PROBLEM DESCRIPTION. Only a number is wanted. Count the lines holding the string "decreasing".

■ ■ ■

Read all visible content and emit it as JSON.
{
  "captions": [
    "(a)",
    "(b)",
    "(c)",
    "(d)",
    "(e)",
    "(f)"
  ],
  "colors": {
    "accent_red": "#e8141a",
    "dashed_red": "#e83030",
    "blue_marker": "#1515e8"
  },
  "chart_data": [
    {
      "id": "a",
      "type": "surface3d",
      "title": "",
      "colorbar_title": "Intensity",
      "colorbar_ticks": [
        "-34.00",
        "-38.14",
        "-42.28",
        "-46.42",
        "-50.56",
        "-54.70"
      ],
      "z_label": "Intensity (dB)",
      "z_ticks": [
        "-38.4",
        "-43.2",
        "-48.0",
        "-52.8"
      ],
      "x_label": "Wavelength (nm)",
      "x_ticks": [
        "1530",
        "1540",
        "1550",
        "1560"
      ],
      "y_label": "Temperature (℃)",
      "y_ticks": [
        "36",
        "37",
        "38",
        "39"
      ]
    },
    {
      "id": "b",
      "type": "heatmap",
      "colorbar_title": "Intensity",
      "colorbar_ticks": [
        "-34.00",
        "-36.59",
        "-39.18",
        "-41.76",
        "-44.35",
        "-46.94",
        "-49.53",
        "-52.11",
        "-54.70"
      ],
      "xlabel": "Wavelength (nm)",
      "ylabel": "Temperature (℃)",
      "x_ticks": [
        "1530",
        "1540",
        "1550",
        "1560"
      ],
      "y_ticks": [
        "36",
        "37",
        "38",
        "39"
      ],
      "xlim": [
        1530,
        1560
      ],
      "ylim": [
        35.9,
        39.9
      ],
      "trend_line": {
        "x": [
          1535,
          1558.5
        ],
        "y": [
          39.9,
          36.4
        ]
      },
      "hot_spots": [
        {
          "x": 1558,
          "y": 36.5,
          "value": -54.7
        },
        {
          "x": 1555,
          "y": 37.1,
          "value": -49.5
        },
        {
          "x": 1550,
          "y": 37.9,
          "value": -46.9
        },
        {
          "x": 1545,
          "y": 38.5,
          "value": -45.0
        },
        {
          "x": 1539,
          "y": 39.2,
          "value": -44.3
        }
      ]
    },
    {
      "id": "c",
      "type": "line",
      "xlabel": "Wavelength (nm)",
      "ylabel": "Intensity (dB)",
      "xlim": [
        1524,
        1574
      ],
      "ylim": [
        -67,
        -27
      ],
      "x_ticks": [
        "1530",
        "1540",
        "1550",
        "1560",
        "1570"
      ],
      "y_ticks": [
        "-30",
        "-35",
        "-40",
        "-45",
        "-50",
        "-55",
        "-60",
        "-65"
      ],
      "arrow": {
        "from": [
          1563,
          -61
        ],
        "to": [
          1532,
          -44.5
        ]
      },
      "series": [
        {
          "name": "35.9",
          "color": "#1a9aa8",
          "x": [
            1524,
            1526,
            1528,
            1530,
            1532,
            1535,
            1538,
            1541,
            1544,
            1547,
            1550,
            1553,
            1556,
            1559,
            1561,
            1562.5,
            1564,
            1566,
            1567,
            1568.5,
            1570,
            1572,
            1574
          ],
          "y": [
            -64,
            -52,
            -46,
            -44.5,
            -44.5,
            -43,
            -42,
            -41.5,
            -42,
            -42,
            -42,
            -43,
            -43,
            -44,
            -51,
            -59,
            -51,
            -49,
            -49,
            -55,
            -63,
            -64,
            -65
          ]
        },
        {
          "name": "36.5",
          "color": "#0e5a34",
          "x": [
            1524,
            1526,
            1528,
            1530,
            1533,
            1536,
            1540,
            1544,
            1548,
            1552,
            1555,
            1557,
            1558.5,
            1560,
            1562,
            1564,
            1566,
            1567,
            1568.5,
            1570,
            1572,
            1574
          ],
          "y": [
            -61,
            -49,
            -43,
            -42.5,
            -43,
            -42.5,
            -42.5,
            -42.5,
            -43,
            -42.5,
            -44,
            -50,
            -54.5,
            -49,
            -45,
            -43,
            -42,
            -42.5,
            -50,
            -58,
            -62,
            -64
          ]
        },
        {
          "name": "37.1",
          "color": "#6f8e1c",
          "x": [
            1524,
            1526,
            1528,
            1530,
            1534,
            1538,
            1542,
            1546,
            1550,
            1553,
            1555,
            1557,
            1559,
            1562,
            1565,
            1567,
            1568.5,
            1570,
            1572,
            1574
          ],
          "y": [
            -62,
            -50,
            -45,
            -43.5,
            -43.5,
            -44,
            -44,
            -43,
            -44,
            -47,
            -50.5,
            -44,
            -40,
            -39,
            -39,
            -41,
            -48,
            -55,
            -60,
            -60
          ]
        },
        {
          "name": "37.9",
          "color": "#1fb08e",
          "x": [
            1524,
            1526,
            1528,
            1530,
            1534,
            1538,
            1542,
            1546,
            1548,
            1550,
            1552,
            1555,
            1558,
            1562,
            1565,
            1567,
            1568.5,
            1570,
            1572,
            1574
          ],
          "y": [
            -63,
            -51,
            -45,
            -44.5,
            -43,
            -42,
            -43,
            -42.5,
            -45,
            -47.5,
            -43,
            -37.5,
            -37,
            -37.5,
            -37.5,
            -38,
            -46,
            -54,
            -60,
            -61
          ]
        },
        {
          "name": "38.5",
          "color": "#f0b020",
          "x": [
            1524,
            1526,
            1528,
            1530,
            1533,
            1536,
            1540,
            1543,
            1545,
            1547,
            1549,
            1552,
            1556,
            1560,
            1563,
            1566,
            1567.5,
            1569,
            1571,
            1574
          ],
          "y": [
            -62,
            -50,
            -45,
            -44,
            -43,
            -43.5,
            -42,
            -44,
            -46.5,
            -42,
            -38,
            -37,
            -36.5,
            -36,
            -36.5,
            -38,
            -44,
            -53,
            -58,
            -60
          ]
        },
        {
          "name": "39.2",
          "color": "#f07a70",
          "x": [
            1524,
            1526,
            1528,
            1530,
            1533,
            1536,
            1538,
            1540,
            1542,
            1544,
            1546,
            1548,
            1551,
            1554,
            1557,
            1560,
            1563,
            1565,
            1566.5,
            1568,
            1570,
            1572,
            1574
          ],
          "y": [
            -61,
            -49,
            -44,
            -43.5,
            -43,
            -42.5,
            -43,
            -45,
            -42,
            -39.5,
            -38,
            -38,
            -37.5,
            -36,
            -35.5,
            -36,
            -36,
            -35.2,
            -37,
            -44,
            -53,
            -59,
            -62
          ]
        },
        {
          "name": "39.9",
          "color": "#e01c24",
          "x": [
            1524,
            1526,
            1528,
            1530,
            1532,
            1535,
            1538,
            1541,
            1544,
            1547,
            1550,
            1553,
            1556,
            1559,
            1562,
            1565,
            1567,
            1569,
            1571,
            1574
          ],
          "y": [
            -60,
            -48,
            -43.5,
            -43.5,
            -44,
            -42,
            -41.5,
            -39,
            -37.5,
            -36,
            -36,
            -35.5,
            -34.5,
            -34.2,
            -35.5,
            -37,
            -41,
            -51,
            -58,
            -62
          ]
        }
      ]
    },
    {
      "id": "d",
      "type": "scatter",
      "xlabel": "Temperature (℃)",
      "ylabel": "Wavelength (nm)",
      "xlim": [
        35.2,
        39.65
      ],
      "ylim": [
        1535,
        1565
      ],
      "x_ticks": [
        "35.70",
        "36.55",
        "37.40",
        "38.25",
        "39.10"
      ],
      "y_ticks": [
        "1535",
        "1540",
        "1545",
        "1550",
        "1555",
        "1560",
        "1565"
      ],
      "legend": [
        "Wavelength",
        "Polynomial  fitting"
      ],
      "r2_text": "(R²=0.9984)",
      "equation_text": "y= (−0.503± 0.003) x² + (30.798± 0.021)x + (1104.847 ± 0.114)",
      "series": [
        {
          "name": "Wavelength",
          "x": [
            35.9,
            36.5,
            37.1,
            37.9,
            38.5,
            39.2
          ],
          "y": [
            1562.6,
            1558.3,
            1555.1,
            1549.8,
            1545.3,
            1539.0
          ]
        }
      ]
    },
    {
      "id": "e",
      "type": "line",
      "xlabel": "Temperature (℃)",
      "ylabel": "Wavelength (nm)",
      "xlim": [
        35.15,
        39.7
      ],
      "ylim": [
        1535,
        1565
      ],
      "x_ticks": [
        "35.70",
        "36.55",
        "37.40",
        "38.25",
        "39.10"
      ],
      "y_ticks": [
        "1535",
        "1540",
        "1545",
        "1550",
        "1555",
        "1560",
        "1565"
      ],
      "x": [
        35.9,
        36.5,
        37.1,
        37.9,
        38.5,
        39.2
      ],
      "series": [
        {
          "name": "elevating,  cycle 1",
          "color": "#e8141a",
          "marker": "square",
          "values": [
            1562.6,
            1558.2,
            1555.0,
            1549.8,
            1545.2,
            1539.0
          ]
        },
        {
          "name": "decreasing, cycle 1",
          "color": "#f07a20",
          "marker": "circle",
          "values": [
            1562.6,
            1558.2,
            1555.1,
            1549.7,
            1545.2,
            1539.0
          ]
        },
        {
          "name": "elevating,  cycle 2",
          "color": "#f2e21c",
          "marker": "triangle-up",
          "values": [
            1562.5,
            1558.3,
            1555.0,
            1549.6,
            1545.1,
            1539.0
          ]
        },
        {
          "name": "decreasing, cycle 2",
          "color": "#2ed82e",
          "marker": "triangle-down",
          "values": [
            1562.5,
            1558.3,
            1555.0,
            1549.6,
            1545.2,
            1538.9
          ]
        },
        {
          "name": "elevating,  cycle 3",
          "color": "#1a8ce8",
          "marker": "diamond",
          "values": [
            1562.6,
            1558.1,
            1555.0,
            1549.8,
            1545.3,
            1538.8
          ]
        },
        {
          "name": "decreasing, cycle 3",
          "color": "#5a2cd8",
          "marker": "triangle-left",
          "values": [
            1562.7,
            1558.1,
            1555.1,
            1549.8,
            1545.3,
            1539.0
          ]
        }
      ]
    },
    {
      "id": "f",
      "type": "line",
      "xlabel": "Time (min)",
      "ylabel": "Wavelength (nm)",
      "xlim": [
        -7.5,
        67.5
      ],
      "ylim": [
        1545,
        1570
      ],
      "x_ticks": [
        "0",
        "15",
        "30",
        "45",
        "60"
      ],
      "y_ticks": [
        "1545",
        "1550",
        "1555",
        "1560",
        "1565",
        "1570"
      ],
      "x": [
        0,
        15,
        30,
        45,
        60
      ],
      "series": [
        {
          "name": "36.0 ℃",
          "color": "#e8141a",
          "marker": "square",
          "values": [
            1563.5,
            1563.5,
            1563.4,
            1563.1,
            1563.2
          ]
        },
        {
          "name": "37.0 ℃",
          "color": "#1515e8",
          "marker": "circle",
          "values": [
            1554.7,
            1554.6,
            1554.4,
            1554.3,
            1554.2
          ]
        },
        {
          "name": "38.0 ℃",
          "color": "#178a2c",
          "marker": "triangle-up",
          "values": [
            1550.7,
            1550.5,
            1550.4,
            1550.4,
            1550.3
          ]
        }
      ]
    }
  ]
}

■ ■ ■

COMPLETE OUTPUT. 3